### Work to complete
Could you transcribe every record below exactly as written, leaving out any pictures?

### Items
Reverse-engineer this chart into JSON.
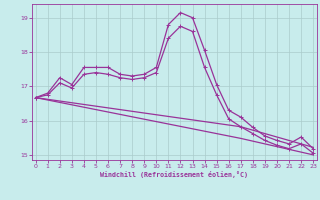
{
  "xlabel": "Windchill (Refroidissement éolien,°C)",
  "background_color": "#c8ecec",
  "line_color": "#993399",
  "grid_color": "#aacccc",
  "x": [
    0,
    1,
    2,
    3,
    4,
    5,
    6,
    7,
    8,
    9,
    10,
    11,
    12,
    13,
    14,
    15,
    16,
    17,
    18,
    19,
    20,
    21,
    22,
    23
  ],
  "line1": [
    16.67,
    16.8,
    17.25,
    17.05,
    17.55,
    17.55,
    17.55,
    17.35,
    17.3,
    17.35,
    17.55,
    18.8,
    19.15,
    19.0,
    18.05,
    17.05,
    16.3,
    16.1,
    15.8,
    15.55,
    15.42,
    15.32,
    15.52,
    15.18
  ],
  "line2": [
    16.67,
    16.75,
    17.1,
    16.95,
    17.35,
    17.4,
    17.35,
    17.25,
    17.2,
    17.25,
    17.4,
    18.4,
    18.75,
    18.6,
    17.55,
    16.75,
    16.05,
    15.82,
    15.62,
    15.42,
    15.28,
    15.18,
    15.32,
    15.05
  ],
  "line3": [
    16.67,
    16.62,
    16.57,
    16.52,
    16.47,
    16.42,
    16.37,
    16.32,
    16.27,
    16.22,
    16.17,
    16.12,
    16.07,
    16.02,
    15.97,
    15.92,
    15.87,
    15.82,
    15.72,
    15.62,
    15.52,
    15.42,
    15.32,
    15.22
  ],
  "line4": [
    16.67,
    16.6,
    16.53,
    16.46,
    16.39,
    16.32,
    16.25,
    16.18,
    16.11,
    16.04,
    15.97,
    15.9,
    15.83,
    15.76,
    15.69,
    15.62,
    15.55,
    15.48,
    15.4,
    15.32,
    15.24,
    15.16,
    15.08,
    15.0
  ],
  "ylim": [
    14.85,
    19.4
  ],
  "yticks": [
    15,
    16,
    17,
    18,
    19
  ],
  "xlim": [
    -0.3,
    23.3
  ],
  "xticks": [
    0,
    1,
    2,
    3,
    4,
    5,
    6,
    7,
    8,
    9,
    10,
    11,
    12,
    13,
    14,
    15,
    16,
    17,
    18,
    19,
    20,
    21,
    22,
    23
  ]
}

### Output of the exercise
Reverse-engineer this chart into JSON.
{
  "xlabel": "Windchill (Refroidissement éolien,°C)",
  "background_color": "#c8ecec",
  "line_color": "#993399",
  "grid_color": "#aacccc",
  "x": [
    0,
    1,
    2,
    3,
    4,
    5,
    6,
    7,
    8,
    9,
    10,
    11,
    12,
    13,
    14,
    15,
    16,
    17,
    18,
    19,
    20,
    21,
    22,
    23
  ],
  "line1": [
    16.67,
    16.8,
    17.25,
    17.05,
    17.55,
    17.55,
    17.55,
    17.35,
    17.3,
    17.35,
    17.55,
    18.8,
    19.15,
    19.0,
    18.05,
    17.05,
    16.3,
    16.1,
    15.8,
    15.55,
    15.42,
    15.32,
    15.52,
    15.18
  ],
  "line2": [
    16.67,
    16.75,
    17.1,
    16.95,
    17.35,
    17.4,
    17.35,
    17.25,
    17.2,
    17.25,
    17.4,
    18.4,
    18.75,
    18.6,
    17.55,
    16.75,
    16.05,
    15.82,
    15.62,
    15.42,
    15.28,
    15.18,
    15.32,
    15.05
  ],
  "line3": [
    16.67,
    16.62,
    16.57,
    16.52,
    16.47,
    16.42,
    16.37,
    16.32,
    16.27,
    16.22,
    16.17,
    16.12,
    16.07,
    16.02,
    15.97,
    15.92,
    15.87,
    15.82,
    15.72,
    15.62,
    15.52,
    15.42,
    15.32,
    15.22
  ],
  "line4": [
    16.67,
    16.6,
    16.53,
    16.46,
    16.39,
    16.32,
    16.25,
    16.18,
    16.11,
    16.04,
    15.97,
    15.9,
    15.83,
    15.76,
    15.69,
    15.62,
    15.55,
    15.48,
    15.4,
    15.32,
    15.24,
    15.16,
    15.08,
    15.0
  ],
  "ylim": [
    14.85,
    19.4
  ],
  "yticks": [
    15,
    16,
    17,
    18,
    19
  ],
  "xlim": [
    -0.3,
    23.3
  ],
  "xticks": [
    0,
    1,
    2,
    3,
    4,
    5,
    6,
    7,
    8,
    9,
    10,
    11,
    12,
    13,
    14,
    15,
    16,
    17,
    18,
    19,
    20,
    21,
    22,
    23
  ]
}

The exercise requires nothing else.